=== About this task ===
Read the data below line by line and copy each one with "Crear" in it.

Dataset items
+-------+
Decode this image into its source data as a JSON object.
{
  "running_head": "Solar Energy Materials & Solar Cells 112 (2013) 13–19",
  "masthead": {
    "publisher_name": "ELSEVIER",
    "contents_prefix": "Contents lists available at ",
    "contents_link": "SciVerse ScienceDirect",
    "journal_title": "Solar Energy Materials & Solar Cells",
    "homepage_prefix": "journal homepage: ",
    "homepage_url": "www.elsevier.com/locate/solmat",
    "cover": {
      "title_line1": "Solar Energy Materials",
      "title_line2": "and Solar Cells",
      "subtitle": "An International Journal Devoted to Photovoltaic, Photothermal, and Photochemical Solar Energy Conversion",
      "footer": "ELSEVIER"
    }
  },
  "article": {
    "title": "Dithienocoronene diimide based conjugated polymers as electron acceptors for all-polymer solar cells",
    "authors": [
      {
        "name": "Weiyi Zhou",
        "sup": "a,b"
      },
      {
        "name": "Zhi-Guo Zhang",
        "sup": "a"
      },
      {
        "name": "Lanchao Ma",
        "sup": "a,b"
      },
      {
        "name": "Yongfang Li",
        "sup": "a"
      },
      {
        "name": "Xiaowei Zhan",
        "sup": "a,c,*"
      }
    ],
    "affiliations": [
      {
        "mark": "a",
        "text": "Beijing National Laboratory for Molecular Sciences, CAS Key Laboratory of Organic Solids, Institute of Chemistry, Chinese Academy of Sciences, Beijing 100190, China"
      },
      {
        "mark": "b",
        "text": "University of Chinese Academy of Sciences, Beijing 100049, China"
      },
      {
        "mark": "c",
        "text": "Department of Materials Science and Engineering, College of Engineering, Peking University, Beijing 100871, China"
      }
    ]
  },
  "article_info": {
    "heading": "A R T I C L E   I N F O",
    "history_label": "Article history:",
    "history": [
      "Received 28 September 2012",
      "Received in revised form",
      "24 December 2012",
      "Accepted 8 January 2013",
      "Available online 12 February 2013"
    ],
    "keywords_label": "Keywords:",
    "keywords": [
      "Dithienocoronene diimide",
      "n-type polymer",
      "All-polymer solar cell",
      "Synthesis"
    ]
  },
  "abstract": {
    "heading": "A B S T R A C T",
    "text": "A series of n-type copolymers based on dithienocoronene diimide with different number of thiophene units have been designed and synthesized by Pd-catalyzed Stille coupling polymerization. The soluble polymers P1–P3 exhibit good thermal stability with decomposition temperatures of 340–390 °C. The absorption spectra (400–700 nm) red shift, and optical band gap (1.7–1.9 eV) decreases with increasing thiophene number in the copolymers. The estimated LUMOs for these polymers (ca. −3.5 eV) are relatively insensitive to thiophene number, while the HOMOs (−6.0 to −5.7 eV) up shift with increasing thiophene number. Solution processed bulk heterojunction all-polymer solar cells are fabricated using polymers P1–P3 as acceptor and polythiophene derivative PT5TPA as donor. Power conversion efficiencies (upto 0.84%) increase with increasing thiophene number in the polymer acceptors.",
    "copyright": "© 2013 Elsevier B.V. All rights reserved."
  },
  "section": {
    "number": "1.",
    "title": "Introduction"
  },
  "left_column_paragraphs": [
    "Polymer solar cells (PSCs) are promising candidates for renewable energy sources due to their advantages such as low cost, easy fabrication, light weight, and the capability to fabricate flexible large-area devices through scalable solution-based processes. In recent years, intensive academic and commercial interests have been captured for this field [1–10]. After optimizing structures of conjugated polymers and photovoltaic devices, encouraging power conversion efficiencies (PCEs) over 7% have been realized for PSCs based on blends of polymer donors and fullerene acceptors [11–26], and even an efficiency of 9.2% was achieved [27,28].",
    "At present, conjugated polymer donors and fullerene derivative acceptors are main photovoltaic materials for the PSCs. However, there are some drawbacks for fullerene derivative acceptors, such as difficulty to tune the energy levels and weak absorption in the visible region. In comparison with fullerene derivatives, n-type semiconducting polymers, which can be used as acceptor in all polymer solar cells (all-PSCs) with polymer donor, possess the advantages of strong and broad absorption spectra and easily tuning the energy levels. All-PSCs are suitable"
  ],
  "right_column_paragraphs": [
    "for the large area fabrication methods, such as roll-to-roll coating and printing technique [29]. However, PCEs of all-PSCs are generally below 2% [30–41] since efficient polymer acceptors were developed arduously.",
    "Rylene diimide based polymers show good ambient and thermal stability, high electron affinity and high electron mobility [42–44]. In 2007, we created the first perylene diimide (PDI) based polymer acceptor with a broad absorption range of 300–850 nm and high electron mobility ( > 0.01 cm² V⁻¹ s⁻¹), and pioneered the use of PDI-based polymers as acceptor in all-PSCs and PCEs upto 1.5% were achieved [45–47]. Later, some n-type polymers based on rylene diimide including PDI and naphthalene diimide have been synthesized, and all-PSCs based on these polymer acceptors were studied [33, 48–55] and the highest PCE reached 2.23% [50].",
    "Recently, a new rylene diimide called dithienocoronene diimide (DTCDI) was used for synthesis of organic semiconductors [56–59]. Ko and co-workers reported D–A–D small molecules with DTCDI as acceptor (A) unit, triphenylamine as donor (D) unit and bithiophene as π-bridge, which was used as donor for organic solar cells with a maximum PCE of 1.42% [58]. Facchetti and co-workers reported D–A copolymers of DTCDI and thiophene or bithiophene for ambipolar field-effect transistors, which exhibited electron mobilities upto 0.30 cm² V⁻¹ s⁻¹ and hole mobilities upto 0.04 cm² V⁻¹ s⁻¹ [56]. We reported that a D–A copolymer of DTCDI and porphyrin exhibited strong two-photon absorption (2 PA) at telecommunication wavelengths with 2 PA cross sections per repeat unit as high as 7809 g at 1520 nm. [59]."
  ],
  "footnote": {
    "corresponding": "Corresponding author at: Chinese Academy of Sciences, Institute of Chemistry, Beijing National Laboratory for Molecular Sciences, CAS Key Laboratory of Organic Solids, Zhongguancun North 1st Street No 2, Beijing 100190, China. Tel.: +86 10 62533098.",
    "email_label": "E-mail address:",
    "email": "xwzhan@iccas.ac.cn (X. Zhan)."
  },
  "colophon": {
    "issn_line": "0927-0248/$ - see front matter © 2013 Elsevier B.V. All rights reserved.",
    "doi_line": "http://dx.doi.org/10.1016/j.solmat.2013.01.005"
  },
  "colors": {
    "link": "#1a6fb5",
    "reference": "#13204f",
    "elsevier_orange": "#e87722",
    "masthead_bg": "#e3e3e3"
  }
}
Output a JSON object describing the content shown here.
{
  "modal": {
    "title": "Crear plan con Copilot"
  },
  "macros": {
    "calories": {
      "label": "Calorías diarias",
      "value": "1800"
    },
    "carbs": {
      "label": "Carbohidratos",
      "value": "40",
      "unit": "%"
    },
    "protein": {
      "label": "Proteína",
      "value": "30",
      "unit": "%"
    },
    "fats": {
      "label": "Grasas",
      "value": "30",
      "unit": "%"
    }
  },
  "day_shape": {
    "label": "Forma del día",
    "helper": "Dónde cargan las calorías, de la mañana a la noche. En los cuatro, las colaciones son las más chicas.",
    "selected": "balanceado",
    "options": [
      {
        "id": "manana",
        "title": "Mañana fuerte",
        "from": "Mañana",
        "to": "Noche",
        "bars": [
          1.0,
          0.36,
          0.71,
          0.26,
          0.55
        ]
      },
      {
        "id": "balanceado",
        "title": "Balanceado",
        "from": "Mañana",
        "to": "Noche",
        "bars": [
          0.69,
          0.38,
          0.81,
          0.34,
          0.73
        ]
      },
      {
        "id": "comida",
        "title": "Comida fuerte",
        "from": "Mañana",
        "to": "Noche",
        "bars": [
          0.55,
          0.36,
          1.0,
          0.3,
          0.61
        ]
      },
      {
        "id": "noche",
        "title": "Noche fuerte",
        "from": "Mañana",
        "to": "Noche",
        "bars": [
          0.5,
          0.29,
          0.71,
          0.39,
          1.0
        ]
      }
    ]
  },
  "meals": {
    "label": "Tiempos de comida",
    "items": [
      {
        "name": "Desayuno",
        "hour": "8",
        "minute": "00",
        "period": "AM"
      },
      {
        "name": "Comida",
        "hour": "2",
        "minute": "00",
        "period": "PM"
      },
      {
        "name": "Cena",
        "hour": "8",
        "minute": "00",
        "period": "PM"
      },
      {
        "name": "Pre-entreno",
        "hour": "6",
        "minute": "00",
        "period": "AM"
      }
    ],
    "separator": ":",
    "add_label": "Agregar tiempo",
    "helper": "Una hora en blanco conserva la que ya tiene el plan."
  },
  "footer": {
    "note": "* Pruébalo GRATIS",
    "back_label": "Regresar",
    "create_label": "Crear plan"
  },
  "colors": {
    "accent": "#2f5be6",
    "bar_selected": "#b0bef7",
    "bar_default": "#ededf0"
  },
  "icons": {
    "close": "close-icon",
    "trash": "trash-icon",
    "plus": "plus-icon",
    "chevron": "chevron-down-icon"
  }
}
+-------+
=== Response to this exercise ===
    "title": "Crear plan con Copilot"
    "create_label": "Crear plan"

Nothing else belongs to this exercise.